Figure dataset records
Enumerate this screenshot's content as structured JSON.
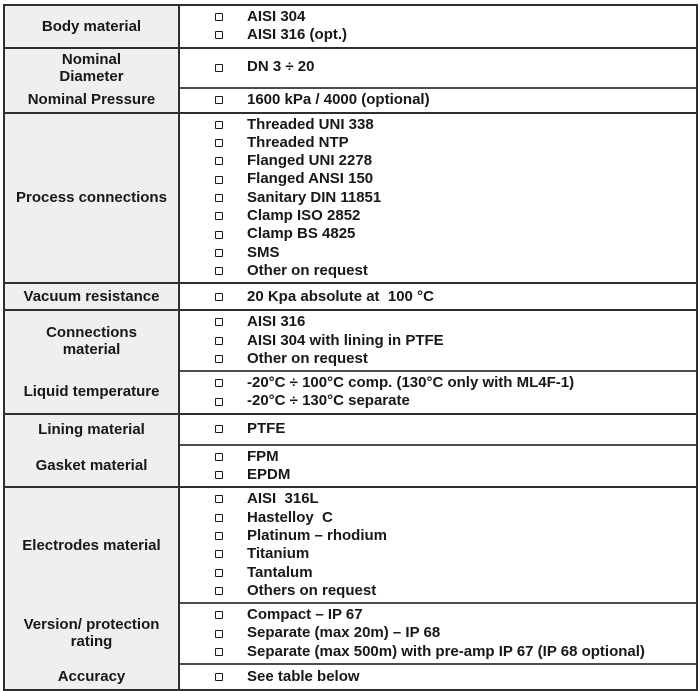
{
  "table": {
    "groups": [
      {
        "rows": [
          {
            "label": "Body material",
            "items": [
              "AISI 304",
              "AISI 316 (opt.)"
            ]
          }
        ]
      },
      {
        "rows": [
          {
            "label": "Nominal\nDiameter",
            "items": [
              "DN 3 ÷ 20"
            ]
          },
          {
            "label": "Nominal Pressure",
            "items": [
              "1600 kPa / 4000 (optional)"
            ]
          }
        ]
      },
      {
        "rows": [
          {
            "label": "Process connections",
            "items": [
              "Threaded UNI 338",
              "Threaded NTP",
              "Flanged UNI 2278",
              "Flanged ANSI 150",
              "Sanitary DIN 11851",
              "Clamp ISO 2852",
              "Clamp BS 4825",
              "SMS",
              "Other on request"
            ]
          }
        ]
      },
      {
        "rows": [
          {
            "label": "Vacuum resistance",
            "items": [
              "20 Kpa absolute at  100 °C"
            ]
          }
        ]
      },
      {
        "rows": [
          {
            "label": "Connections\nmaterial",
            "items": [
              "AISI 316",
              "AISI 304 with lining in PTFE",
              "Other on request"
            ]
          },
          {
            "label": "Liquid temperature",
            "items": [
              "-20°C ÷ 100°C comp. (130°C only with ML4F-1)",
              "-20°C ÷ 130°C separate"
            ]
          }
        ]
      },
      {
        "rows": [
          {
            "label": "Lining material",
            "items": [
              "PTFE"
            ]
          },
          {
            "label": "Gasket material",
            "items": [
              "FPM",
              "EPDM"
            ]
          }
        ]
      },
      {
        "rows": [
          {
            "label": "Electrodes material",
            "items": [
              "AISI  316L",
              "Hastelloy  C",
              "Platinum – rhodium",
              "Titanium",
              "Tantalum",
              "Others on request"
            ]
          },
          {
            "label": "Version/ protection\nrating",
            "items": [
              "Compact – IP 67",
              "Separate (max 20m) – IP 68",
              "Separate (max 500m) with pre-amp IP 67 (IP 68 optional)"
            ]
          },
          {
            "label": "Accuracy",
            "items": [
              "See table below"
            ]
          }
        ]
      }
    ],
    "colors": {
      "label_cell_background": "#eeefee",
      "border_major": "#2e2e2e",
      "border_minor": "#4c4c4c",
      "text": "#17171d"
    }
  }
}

### SHORT EXERCISE:
Give all the lines above again, character for character, without pictures.

### ANSWER FOR THE TASK:
Enumerate this screenshot's content as structured JSON.
{
  "table": {
    "groups": [
      {
        "rows": [
          {
            "label": "Body material",
            "items": [
              "AISI 304",
              "AISI 316 (opt.)"
            ]
          }
        ]
      },
      {
        "rows": [
          {
            "label": "Nominal\nDiameter",
            "items": [
              "DN 3 ÷ 20"
            ]
          },
          {
            "label": "Nominal Pressure",
            "items": [
              "1600 kPa / 4000 (optional)"
            ]
          }
        ]
      },
      {
        "rows": [
          {
            "label": "Process connections",
            "items": [
              "Threaded UNI 338",
              "Threaded NTP",
              "Flanged UNI 2278",
              "Flanged ANSI 150",
              "Sanitary DIN 11851",
              "Clamp ISO 2852",
              "Clamp BS 4825",
              "SMS",
              "Other on request"
            ]
          }
        ]
      },
      {
        "rows": [
          {
            "label": "Vacuum resistance",
            "items": [
              "20 Kpa absolute at  100 °C"
            ]
          }
        ]
      },
      {
        "rows": [
          {
            "label": "Connections\nmaterial",
            "items": [
              "AISI 316",
              "AISI 304 with lining in PTFE",
              "Other on request"
            ]
          },
          {
            "label": "Liquid temperature",
            "items": [
              "-20°C ÷ 100°C comp. (130°C only with ML4F-1)",
              "-20°C ÷ 130°C separate"
            ]
          }
        ]
      },
      {
        "rows": [
          {
            "label": "Lining material",
            "items": [
              "PTFE"
            ]
          },
          {
            "label": "Gasket material",
            "items": [
              "FPM",
              "EPDM"
            ]
          }
        ]
      },
      {
        "rows": [
          {
            "label": "Electrodes material",
            "items": [
              "AISI  316L",
              "Hastelloy  C",
              "Platinum – rhodium",
              "Titanium",
              "Tantalum",
              "Others on request"
            ]
          },
          {
            "label": "Version/ protection\nrating",
            "items": [
              "Compact – IP 67",
              "Separate (max 20m) – IP 68",
              "Separate (max 500m) with pre-amp IP 67 (IP 68 optional)"
            ]
          },
          {
            "label": "Accuracy",
            "items": [
              "See table below"
            ]
          }
        ]
      }
    ],
    "colors": {
      "label_cell_background": "#eeefee",
      "border_major": "#2e2e2e",
      "border_minor": "#4c4c4c",
      "text": "#17171d"
    }
  }
}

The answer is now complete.